Gather every line from the entries below that includes "screenshot".

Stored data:

┄┄┄┄┄┄┄┄┄┄

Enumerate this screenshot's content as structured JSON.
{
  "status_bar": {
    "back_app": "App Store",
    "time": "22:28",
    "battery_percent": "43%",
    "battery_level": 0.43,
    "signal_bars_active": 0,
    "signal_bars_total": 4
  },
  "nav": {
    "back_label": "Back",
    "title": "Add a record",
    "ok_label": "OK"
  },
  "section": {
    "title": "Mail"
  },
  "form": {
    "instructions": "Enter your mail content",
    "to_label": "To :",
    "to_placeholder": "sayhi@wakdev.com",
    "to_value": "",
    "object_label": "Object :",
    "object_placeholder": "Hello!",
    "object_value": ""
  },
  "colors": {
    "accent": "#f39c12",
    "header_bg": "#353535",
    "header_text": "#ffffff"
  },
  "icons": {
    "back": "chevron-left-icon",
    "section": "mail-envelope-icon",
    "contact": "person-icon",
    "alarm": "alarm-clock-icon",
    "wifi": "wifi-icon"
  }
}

┄┄┄┄┄┄┄┄┄┄

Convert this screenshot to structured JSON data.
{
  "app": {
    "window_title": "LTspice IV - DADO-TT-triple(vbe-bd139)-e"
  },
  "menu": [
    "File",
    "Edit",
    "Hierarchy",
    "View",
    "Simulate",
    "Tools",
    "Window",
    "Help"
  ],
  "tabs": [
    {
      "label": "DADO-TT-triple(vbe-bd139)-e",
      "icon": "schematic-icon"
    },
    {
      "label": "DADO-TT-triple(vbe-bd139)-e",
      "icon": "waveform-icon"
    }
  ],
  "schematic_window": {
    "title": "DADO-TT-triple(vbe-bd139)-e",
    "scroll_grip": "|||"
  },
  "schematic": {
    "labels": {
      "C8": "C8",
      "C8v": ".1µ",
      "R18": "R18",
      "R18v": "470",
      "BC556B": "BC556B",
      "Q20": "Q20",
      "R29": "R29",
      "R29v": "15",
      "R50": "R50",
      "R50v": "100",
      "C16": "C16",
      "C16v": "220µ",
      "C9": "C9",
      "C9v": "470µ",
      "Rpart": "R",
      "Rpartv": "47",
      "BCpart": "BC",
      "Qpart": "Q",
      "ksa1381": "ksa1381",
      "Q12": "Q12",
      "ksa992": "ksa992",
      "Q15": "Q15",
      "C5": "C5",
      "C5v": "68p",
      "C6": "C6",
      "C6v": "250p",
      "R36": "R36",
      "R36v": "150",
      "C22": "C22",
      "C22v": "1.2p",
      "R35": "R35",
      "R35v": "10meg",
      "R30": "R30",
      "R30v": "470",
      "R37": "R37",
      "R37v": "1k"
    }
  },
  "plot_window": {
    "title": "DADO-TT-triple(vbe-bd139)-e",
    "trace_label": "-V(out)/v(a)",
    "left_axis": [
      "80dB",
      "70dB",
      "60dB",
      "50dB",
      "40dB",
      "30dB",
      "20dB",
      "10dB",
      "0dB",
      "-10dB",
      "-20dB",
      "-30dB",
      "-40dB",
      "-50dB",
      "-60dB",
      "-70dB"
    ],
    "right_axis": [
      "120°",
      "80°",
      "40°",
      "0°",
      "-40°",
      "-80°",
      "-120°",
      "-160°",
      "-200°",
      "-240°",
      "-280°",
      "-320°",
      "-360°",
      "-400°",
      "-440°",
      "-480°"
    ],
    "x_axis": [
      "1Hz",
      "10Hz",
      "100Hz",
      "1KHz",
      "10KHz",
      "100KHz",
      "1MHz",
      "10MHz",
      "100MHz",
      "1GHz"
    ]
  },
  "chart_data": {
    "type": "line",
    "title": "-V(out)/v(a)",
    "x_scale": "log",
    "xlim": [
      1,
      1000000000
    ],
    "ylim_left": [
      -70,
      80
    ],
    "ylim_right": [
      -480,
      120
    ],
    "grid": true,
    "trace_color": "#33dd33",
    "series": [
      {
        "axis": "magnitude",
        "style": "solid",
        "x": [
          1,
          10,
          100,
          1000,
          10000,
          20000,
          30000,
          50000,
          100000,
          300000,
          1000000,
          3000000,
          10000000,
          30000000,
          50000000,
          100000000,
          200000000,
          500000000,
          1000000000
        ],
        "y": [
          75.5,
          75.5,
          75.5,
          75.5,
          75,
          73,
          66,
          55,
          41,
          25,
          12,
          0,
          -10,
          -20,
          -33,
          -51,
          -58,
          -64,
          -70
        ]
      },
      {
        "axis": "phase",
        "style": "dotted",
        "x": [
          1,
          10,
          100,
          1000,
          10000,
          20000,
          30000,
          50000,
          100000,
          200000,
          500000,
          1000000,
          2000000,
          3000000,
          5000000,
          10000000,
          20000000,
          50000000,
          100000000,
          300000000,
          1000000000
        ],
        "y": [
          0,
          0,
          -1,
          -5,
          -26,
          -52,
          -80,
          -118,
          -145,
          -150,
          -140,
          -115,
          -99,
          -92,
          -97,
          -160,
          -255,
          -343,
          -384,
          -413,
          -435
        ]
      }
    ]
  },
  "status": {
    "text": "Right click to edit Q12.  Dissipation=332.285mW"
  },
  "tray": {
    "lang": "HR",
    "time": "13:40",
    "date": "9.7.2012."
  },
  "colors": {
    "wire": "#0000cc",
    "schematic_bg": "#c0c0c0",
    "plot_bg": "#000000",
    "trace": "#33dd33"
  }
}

┄┄┄┄┄┄┄┄┄┄

_Task solution:_
Enumerate this screenshot's content as structured JSON.
Convert this screenshot to structured JSON data.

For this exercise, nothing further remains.